:: Records supplied ::

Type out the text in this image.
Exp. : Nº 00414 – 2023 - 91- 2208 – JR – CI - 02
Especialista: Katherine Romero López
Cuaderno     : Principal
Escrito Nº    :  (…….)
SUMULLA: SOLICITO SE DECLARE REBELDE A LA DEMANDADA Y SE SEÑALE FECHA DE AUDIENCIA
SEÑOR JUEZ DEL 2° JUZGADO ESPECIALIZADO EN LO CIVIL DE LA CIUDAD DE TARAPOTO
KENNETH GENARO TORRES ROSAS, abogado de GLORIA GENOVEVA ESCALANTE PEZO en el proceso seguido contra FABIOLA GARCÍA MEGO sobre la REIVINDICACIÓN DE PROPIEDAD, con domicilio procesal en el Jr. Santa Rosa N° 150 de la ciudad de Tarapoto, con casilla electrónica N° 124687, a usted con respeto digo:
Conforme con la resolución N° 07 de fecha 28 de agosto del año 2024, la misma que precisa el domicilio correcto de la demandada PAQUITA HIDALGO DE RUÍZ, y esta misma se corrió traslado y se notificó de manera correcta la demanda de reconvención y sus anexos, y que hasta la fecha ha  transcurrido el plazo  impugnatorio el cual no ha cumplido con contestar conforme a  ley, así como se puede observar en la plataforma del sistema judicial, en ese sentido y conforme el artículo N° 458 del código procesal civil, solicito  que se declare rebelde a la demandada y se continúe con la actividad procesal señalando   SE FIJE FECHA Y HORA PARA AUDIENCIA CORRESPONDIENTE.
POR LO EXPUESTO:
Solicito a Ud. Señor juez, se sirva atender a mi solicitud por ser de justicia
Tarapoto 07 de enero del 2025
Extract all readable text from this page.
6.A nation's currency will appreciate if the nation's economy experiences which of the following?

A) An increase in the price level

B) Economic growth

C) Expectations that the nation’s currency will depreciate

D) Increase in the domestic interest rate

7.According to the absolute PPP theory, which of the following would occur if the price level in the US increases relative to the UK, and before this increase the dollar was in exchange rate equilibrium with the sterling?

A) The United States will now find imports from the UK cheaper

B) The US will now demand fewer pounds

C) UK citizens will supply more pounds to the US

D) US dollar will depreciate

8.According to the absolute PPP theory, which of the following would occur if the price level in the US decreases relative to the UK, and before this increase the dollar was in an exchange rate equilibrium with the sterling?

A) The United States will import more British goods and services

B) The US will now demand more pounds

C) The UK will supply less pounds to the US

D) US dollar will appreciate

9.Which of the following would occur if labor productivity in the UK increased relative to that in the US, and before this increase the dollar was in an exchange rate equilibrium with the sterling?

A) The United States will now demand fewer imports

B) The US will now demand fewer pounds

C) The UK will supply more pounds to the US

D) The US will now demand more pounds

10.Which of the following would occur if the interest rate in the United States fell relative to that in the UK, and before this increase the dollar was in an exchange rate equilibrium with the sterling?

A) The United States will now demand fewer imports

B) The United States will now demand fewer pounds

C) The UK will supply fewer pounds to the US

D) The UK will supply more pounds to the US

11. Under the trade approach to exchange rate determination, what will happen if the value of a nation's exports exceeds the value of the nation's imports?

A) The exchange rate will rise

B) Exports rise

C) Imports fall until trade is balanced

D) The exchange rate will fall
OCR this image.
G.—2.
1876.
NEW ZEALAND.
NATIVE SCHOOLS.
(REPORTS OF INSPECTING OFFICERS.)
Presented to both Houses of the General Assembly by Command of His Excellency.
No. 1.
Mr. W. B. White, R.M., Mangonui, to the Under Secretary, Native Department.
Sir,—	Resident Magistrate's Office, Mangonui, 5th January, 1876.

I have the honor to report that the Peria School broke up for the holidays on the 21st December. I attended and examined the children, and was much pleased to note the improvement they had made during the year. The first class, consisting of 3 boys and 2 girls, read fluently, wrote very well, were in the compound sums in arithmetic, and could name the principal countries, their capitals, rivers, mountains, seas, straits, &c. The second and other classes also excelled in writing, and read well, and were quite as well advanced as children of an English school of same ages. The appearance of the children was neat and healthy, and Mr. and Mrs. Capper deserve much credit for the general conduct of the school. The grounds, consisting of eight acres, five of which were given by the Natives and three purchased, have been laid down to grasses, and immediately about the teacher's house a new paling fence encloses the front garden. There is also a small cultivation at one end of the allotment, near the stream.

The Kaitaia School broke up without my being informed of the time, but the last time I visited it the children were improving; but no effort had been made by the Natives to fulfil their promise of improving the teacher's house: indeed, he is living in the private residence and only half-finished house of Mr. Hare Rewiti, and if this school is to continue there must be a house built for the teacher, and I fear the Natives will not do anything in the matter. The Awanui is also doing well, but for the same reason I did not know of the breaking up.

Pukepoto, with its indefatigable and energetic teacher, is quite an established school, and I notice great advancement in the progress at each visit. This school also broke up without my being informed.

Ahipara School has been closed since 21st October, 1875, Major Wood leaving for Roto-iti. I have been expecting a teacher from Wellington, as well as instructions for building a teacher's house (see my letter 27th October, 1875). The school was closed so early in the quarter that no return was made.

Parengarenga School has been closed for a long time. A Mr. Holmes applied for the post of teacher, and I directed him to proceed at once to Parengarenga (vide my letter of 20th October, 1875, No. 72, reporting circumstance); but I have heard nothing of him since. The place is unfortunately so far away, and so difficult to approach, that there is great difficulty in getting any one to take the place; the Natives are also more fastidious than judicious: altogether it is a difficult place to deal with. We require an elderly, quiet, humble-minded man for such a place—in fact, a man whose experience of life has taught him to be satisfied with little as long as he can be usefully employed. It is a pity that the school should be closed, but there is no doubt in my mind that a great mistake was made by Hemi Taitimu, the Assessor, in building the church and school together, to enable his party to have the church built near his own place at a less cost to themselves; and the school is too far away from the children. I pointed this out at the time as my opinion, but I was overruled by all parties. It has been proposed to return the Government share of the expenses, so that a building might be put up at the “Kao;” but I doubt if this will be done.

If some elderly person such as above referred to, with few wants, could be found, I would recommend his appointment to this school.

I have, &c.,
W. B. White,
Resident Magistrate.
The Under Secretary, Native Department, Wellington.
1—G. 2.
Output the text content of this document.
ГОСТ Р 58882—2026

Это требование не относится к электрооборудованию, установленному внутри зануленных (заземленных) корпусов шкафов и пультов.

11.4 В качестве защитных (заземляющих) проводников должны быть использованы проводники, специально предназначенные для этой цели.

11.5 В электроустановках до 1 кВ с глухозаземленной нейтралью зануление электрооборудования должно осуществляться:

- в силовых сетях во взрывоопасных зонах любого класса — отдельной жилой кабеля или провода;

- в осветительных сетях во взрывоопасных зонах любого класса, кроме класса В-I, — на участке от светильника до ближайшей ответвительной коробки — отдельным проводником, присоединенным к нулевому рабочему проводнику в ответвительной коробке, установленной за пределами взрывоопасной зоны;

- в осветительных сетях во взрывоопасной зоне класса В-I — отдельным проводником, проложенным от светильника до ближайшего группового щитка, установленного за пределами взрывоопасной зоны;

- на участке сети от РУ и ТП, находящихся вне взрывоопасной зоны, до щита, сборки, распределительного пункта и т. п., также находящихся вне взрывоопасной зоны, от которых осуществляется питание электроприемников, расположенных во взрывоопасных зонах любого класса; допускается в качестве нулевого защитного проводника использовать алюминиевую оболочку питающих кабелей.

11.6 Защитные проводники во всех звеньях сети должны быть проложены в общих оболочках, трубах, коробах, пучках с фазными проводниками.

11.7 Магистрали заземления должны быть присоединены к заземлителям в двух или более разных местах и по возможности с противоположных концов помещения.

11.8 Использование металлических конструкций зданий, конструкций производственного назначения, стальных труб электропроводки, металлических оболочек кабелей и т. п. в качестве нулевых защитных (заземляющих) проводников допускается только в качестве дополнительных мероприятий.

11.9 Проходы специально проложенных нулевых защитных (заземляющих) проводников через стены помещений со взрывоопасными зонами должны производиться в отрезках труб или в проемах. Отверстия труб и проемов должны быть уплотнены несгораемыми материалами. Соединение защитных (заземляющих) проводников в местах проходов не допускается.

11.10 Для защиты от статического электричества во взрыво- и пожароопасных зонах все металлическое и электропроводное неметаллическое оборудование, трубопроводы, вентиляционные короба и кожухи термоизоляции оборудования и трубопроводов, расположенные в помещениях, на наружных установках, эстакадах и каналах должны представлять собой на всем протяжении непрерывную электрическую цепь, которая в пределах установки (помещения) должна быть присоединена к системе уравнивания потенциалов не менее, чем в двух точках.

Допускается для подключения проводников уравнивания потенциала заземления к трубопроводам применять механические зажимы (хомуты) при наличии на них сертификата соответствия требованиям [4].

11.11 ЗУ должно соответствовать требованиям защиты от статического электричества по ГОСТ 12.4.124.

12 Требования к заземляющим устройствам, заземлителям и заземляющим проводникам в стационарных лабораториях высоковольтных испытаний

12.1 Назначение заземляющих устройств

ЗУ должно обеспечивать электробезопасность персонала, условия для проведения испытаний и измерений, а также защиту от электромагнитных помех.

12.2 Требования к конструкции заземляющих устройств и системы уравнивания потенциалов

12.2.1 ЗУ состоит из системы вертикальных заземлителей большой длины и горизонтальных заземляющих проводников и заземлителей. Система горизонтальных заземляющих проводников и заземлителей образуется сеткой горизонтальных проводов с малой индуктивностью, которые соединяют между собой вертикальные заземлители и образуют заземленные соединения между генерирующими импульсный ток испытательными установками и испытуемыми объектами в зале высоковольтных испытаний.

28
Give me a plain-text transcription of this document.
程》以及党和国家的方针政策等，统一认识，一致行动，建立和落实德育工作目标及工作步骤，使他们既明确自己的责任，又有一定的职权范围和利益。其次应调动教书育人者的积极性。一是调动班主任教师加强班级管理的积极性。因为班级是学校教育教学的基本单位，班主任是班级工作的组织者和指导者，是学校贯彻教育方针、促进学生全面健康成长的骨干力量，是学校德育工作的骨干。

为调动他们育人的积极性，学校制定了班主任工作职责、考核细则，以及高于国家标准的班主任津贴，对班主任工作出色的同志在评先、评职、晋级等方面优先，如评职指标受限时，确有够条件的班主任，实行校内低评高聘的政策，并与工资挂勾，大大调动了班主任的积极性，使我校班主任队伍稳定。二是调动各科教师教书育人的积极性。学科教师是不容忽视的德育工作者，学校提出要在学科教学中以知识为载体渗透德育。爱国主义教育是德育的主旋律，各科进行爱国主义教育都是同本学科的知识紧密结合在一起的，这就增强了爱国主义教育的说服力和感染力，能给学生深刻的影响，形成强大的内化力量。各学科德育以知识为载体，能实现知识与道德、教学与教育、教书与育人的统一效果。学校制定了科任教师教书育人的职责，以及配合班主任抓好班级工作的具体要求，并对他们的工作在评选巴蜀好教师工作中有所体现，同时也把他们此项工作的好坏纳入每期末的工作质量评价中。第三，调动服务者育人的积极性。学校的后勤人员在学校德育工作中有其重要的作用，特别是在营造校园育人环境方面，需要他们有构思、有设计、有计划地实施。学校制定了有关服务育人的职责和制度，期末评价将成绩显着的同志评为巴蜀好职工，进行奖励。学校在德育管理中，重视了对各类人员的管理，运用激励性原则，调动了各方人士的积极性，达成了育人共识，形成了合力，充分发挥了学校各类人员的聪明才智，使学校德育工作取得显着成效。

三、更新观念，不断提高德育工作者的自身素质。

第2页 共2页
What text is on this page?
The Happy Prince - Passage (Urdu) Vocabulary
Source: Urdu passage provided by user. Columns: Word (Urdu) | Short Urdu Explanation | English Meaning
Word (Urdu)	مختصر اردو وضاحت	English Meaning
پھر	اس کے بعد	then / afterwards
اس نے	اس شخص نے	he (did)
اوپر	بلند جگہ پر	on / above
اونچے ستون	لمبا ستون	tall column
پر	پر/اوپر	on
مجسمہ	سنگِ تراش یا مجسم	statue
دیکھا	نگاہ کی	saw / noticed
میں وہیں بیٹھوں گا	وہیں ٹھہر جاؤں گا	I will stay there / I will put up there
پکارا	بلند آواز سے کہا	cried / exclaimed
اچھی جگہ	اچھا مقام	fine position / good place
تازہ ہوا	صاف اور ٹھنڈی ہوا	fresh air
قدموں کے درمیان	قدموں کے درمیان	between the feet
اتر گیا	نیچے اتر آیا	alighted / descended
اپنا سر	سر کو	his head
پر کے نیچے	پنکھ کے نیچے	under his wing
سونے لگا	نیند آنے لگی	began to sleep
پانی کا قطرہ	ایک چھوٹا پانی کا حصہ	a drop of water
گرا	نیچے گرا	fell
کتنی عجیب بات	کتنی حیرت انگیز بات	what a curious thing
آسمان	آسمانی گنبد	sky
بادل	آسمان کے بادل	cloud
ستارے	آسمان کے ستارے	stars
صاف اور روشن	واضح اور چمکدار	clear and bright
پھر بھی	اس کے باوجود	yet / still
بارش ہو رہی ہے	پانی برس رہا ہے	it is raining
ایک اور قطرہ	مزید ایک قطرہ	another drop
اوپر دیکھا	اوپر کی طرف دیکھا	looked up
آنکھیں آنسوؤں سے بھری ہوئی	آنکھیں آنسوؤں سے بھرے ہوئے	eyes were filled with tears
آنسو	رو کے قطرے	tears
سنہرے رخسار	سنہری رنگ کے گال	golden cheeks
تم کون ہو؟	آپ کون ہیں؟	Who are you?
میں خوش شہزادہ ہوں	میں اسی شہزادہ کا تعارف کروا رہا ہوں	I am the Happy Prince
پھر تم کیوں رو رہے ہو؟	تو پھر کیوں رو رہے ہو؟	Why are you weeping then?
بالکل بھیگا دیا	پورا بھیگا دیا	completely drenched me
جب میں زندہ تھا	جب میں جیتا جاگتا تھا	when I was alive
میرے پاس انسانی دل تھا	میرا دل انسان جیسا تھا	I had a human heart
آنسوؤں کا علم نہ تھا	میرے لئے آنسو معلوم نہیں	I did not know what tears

:::

== What to do ==
Scan the listing above and identify each line holding the string "آنسوؤں"; copy every such line.

== In response ==
آنکھیں آنسوؤں سے بھری ہوئی	آنکھیں آنسوؤں سے بھرے ہوئے	eyes were filled with tears
آنسوؤں کا علم نہ تھا	میرے لئے آنسو معلوم نہیں	I did not know what tears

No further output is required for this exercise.